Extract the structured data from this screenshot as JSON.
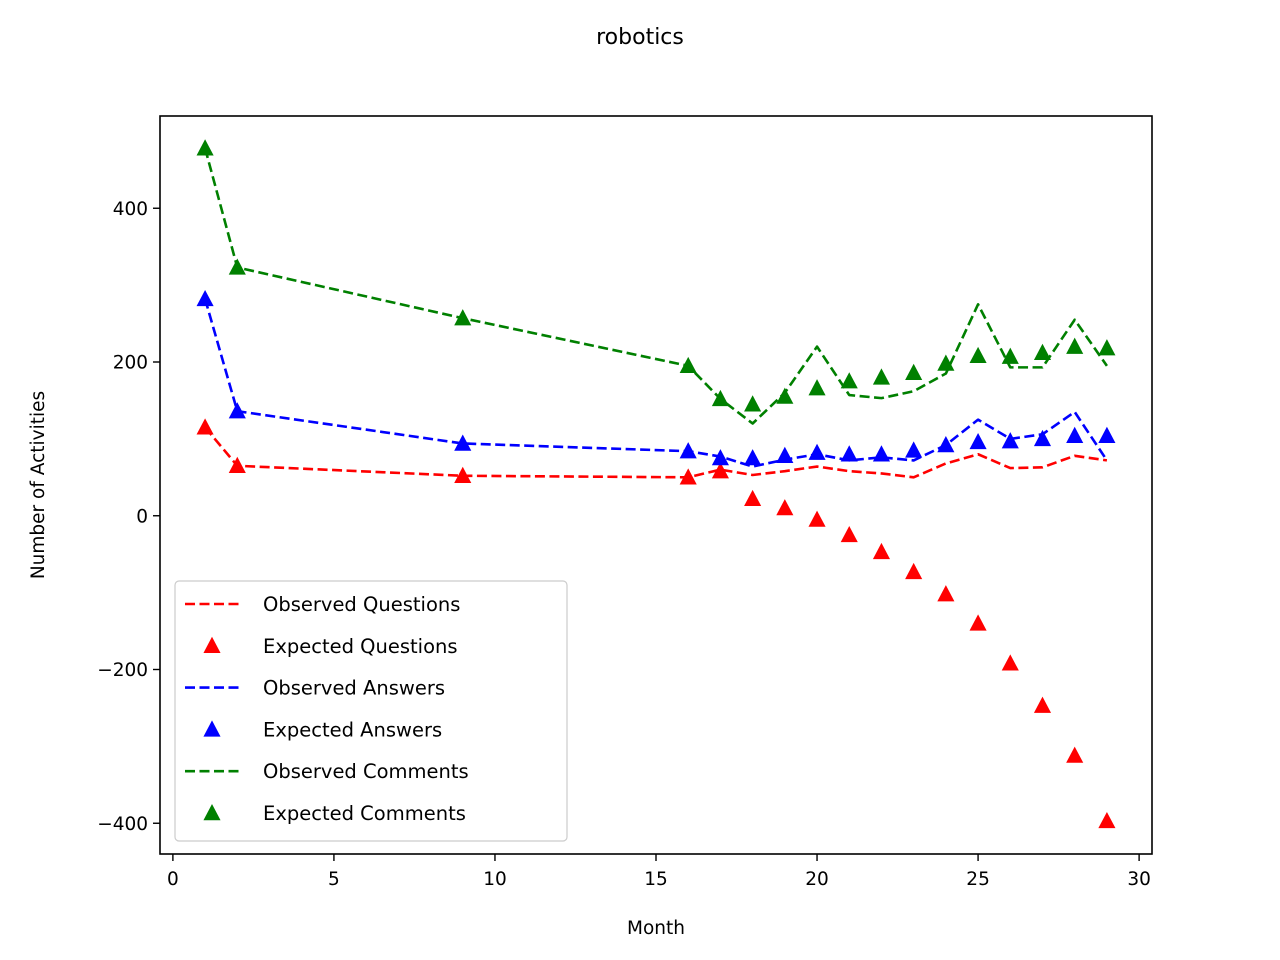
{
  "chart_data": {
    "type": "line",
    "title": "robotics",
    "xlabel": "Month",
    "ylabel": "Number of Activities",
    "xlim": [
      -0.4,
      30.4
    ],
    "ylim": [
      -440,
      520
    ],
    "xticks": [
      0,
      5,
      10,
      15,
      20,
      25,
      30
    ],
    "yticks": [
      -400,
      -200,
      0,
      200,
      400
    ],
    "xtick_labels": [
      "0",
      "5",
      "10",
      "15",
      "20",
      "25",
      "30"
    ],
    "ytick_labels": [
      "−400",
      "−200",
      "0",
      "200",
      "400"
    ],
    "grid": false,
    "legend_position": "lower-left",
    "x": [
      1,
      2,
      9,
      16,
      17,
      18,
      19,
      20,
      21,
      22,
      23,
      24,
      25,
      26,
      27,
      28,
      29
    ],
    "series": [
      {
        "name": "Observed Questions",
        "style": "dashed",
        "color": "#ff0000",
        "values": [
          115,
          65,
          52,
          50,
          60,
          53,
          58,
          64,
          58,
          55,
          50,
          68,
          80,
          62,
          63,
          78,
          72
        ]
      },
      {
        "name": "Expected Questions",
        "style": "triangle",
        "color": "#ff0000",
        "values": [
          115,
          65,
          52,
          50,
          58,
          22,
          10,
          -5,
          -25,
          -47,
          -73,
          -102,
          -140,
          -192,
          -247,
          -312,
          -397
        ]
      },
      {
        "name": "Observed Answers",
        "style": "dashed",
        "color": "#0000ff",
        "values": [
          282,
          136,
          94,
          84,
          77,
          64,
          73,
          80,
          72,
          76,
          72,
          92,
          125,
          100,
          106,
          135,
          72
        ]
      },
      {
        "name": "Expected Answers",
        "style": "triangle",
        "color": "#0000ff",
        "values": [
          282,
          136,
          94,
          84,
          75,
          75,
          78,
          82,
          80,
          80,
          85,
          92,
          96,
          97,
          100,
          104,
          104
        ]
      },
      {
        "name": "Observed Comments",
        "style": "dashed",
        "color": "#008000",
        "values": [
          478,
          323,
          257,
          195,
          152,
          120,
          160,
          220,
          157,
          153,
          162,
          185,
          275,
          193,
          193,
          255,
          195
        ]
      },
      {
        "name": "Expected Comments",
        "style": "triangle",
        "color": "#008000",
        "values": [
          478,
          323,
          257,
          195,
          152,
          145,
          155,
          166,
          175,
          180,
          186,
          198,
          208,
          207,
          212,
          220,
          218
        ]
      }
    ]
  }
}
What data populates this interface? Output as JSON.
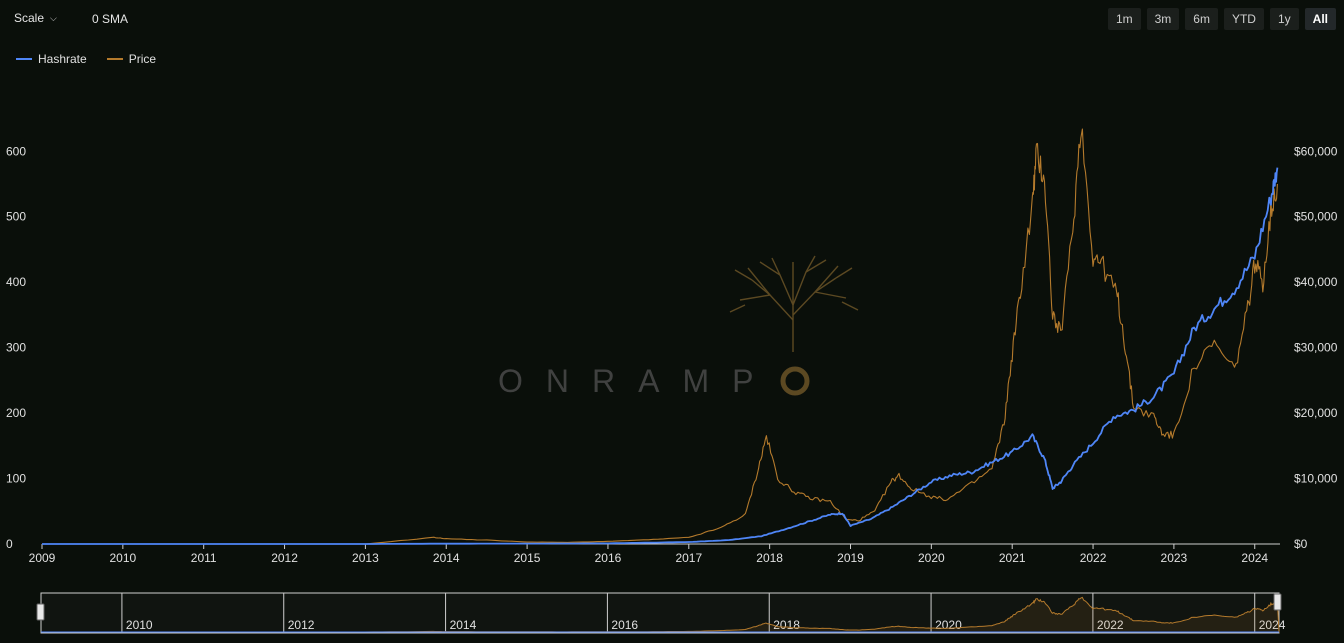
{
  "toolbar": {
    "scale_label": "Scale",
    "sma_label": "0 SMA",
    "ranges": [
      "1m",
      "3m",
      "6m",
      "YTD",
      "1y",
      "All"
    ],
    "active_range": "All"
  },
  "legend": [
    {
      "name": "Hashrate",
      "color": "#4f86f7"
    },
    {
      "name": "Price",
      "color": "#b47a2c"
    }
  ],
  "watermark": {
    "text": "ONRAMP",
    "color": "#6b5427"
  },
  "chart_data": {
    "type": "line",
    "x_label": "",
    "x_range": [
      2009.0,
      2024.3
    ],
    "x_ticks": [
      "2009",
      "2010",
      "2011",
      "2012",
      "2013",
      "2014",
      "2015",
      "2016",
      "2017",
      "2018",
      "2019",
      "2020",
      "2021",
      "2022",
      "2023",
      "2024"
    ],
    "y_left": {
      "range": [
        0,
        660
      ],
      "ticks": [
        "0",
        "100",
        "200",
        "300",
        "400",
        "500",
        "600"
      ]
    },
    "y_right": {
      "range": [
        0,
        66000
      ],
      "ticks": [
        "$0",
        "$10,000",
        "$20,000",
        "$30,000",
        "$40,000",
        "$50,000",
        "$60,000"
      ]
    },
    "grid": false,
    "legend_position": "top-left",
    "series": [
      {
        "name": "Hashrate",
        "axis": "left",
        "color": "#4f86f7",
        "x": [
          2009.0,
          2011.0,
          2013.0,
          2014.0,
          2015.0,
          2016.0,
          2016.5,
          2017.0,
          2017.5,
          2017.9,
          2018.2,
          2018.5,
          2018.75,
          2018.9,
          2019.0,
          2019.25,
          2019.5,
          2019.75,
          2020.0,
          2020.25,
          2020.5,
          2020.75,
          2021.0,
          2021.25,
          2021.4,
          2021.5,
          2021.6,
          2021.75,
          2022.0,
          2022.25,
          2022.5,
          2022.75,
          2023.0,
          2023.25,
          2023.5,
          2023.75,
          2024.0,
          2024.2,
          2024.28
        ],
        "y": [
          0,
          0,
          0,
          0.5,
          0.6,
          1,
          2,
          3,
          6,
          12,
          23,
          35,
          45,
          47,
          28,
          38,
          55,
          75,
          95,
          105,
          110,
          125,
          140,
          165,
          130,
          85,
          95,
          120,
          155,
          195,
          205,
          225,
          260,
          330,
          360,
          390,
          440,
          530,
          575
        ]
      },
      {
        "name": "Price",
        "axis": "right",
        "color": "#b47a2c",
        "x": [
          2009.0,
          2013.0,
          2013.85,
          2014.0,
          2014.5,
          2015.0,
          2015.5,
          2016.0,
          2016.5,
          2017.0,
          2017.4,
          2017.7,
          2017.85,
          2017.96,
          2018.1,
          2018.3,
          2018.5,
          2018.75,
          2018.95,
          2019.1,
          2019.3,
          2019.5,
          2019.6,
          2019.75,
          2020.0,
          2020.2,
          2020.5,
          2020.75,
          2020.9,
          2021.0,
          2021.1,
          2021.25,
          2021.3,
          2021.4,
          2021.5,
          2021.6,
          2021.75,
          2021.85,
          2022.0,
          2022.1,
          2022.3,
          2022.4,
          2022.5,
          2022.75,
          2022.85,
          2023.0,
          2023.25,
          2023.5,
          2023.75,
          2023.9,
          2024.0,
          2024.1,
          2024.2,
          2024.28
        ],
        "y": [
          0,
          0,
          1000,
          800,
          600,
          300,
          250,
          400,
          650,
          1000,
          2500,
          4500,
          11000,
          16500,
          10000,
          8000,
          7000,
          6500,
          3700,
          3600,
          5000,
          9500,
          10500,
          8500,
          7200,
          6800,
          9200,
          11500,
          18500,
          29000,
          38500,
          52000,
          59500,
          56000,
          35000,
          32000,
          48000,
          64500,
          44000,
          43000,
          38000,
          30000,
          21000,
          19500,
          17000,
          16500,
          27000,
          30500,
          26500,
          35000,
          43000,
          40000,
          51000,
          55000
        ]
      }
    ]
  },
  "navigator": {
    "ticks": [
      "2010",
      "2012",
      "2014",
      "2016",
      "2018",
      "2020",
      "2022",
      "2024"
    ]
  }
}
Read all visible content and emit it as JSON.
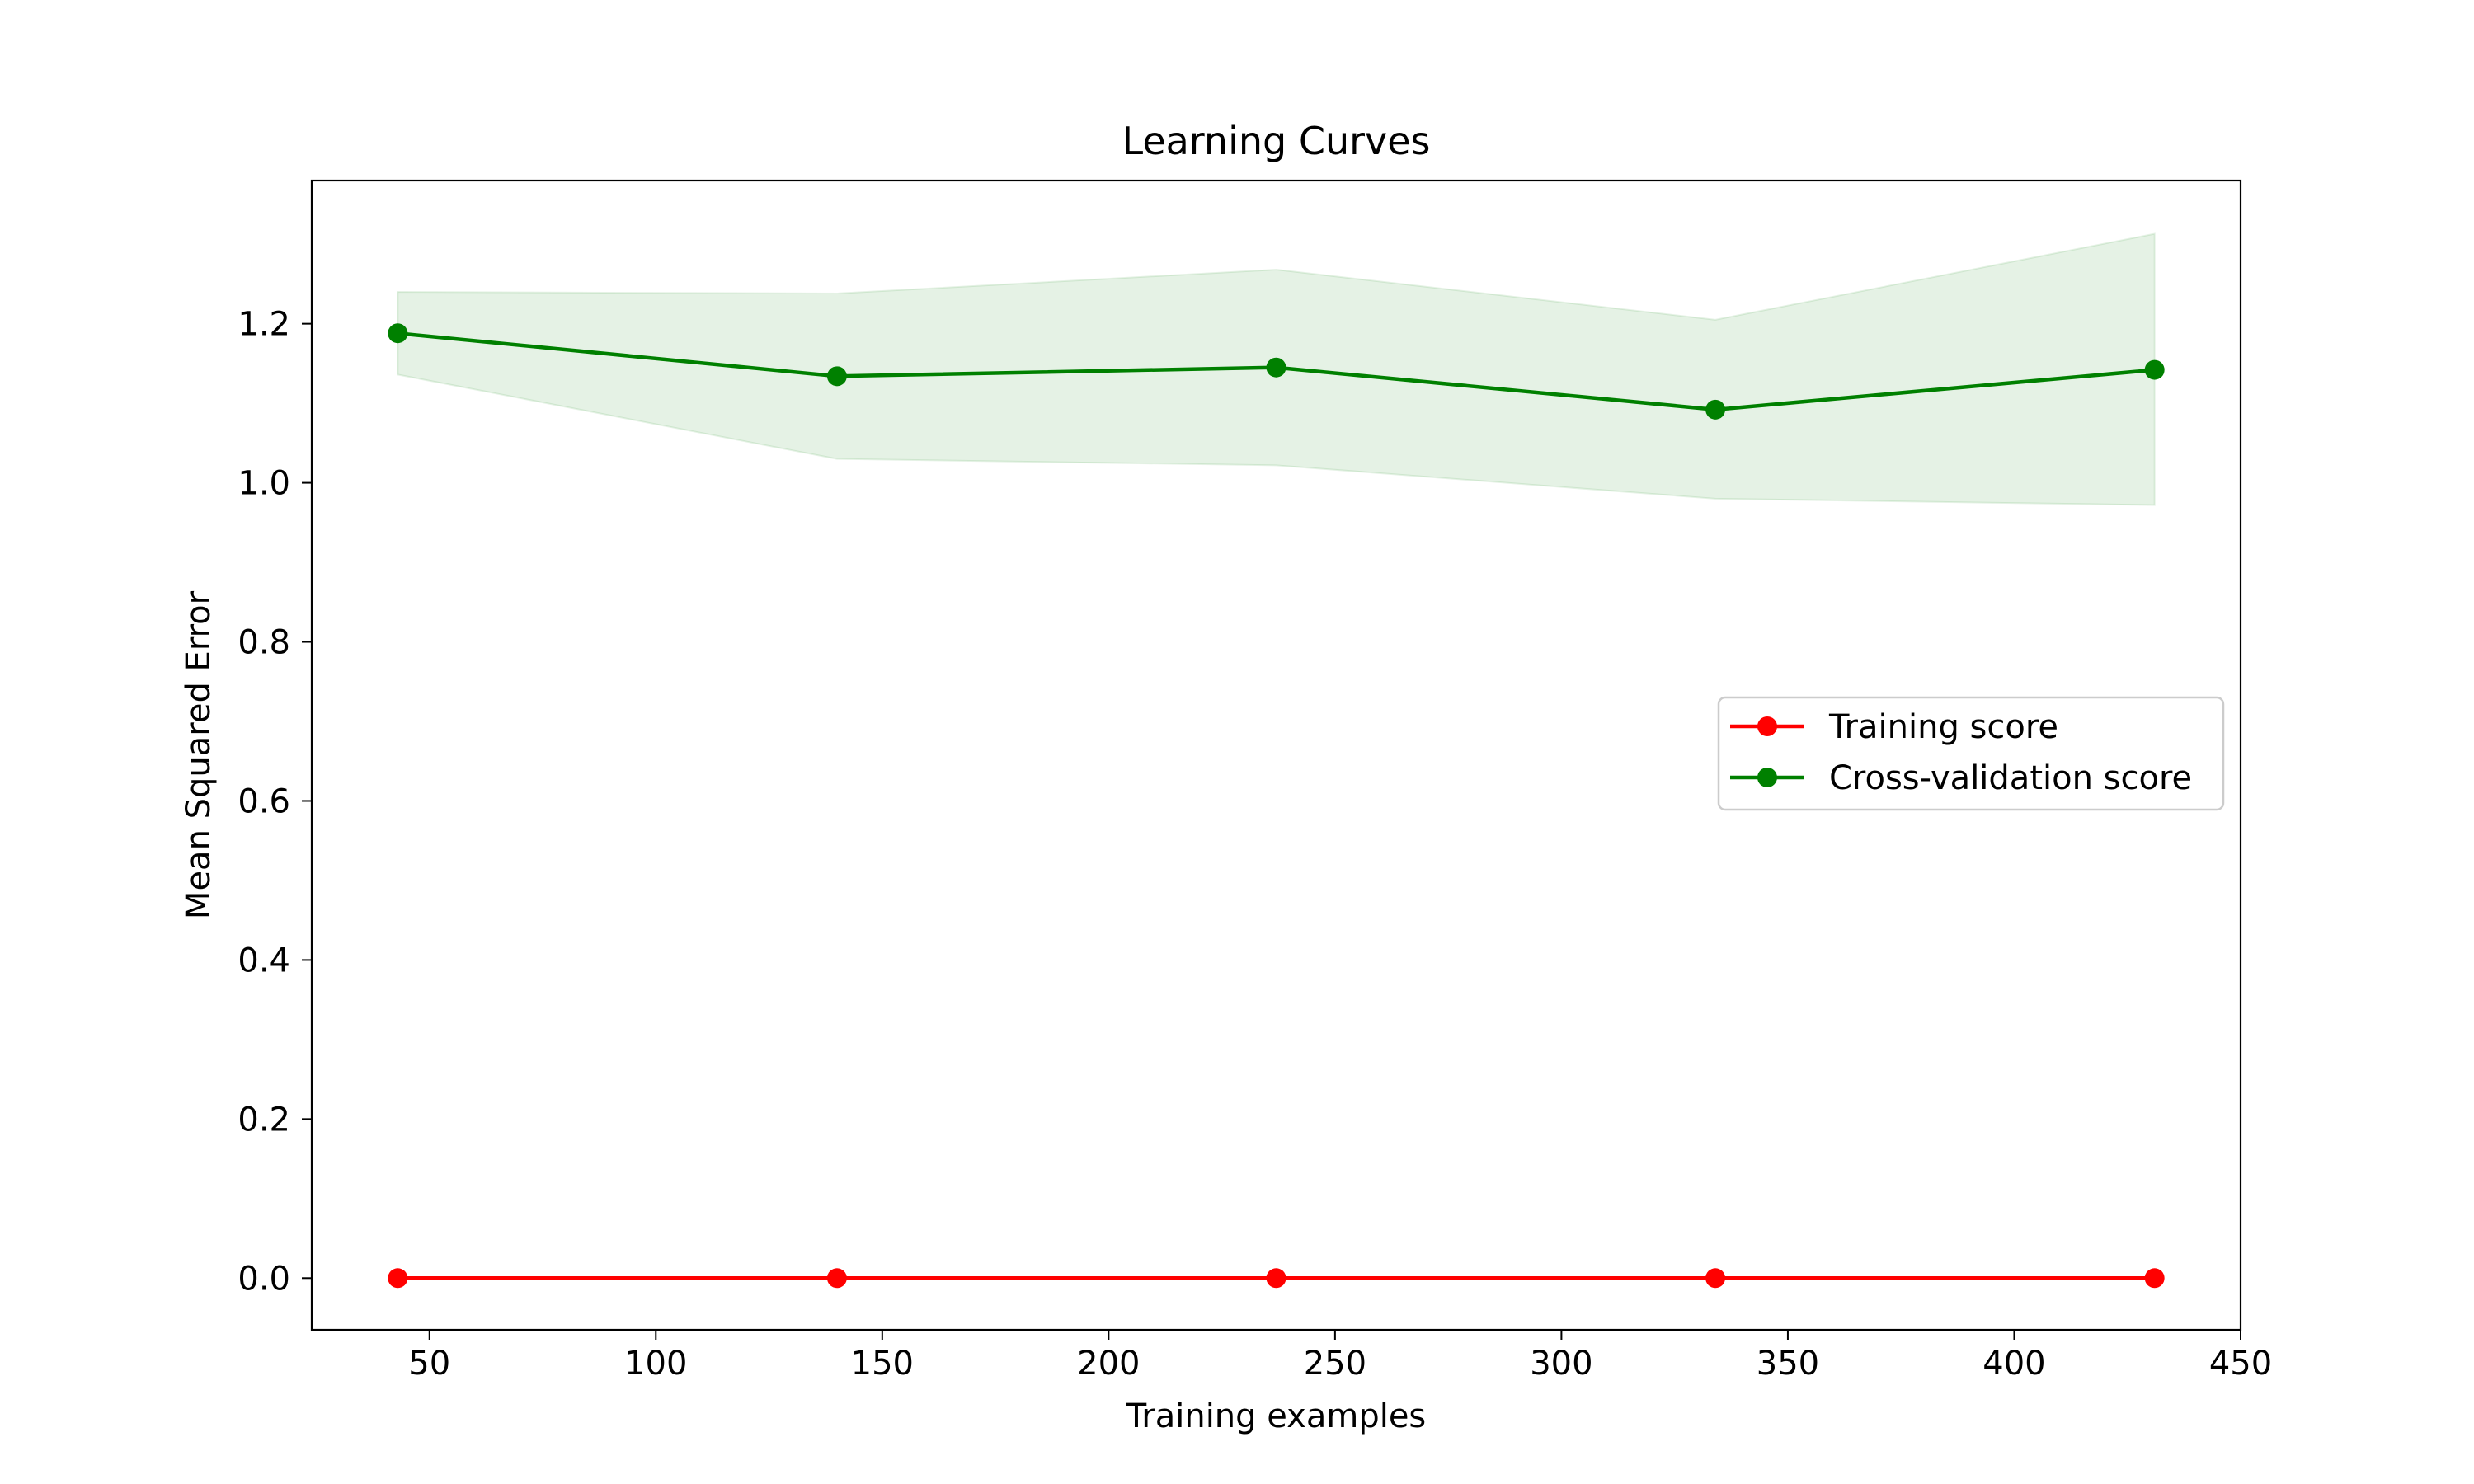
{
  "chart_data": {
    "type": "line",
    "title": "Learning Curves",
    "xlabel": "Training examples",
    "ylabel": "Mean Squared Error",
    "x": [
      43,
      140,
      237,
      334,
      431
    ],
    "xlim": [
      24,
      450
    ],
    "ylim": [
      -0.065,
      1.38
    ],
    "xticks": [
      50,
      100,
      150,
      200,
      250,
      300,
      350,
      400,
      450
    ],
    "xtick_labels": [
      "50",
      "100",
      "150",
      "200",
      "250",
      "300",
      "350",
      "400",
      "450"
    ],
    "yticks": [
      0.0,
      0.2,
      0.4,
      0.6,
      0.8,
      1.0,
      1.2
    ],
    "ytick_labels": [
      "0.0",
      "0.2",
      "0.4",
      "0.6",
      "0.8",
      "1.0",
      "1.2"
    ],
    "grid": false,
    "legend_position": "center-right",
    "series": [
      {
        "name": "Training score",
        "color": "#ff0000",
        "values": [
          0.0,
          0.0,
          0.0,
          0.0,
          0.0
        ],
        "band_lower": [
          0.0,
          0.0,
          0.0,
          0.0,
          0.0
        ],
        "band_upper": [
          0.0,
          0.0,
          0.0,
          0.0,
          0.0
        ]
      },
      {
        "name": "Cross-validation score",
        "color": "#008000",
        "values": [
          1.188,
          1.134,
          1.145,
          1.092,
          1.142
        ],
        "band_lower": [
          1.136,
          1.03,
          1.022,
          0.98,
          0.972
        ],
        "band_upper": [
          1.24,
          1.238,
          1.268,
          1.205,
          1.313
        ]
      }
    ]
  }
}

*****

-- EXERCISE AIM --
Tally the lines holding the string "name" and give only the count.

-- PROBLEM SOLUTION --
12